• _WORK TO DO_
Report how many lines in the records hold the string "count"; give the number and nothing else.

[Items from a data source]
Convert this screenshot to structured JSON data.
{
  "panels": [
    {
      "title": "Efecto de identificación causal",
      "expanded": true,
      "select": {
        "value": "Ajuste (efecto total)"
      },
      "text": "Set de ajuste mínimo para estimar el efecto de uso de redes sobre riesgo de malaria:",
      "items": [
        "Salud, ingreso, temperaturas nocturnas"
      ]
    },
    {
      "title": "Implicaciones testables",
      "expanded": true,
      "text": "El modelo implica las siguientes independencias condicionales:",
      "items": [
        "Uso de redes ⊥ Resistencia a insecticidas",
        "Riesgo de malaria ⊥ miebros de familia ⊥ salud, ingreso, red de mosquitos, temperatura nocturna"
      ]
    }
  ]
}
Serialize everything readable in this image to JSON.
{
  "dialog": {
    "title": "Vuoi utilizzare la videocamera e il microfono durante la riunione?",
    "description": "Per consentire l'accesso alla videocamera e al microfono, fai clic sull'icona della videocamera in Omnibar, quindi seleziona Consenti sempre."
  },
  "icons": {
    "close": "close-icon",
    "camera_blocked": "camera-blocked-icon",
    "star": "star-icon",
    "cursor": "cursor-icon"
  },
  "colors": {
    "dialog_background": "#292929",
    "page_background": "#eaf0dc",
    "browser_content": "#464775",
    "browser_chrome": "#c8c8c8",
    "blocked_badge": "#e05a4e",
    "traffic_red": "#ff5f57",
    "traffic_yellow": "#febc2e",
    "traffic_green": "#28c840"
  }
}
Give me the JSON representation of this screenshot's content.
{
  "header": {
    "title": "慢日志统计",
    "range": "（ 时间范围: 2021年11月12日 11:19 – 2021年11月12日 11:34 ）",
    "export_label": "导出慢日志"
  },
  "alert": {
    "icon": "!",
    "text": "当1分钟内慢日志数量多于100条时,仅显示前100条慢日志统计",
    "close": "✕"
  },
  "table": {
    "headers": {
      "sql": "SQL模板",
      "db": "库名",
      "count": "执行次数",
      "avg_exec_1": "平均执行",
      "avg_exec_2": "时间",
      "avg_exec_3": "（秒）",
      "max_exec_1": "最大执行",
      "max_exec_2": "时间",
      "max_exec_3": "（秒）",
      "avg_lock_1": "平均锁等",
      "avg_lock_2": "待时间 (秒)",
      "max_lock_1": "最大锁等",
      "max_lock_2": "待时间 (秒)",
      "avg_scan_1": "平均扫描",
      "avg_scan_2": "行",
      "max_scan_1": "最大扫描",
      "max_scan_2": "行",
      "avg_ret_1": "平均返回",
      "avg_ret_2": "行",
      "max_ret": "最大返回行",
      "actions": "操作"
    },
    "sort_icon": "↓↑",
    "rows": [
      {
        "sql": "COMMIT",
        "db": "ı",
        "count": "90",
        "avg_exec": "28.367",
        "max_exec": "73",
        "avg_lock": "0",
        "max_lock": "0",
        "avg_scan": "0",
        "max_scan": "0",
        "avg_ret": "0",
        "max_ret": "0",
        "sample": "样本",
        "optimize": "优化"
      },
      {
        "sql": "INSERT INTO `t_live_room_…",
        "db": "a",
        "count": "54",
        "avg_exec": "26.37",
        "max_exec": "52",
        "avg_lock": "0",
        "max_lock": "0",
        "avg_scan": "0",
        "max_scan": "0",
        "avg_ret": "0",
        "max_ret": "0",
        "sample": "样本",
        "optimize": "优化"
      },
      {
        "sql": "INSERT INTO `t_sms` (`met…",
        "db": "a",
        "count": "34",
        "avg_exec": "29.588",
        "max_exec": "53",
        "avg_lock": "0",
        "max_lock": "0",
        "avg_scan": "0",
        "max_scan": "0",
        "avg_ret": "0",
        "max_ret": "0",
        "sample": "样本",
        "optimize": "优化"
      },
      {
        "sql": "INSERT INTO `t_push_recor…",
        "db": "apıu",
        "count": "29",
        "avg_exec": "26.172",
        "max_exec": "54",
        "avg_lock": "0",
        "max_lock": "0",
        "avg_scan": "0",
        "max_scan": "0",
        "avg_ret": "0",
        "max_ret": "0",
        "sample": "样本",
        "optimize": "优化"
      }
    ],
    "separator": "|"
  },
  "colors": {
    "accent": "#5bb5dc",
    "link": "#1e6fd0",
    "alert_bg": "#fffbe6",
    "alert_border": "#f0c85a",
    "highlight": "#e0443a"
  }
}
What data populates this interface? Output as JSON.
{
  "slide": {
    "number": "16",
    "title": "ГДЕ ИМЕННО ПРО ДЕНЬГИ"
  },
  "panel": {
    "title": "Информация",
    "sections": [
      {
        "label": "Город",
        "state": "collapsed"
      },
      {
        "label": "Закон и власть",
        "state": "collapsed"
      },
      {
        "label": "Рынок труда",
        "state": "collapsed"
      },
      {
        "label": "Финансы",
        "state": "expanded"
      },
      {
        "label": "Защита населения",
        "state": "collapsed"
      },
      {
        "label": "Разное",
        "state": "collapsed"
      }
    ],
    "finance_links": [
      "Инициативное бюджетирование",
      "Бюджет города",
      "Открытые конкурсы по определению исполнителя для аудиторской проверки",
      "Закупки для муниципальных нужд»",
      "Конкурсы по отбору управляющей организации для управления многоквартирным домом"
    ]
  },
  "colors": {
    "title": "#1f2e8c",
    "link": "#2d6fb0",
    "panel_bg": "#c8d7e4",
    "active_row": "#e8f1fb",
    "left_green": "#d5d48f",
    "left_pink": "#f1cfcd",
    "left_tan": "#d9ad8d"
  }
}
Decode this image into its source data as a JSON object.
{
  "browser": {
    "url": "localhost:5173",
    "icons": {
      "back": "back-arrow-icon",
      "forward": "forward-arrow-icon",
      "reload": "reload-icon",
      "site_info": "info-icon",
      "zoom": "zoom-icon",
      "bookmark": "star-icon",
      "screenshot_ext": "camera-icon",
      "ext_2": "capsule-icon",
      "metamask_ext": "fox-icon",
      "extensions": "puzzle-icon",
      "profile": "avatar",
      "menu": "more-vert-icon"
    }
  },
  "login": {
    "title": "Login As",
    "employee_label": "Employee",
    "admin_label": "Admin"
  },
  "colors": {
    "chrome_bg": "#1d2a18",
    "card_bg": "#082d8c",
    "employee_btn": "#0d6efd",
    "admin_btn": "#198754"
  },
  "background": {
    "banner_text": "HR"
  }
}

• _SOLUTION FOR THIS PROBLEM_
5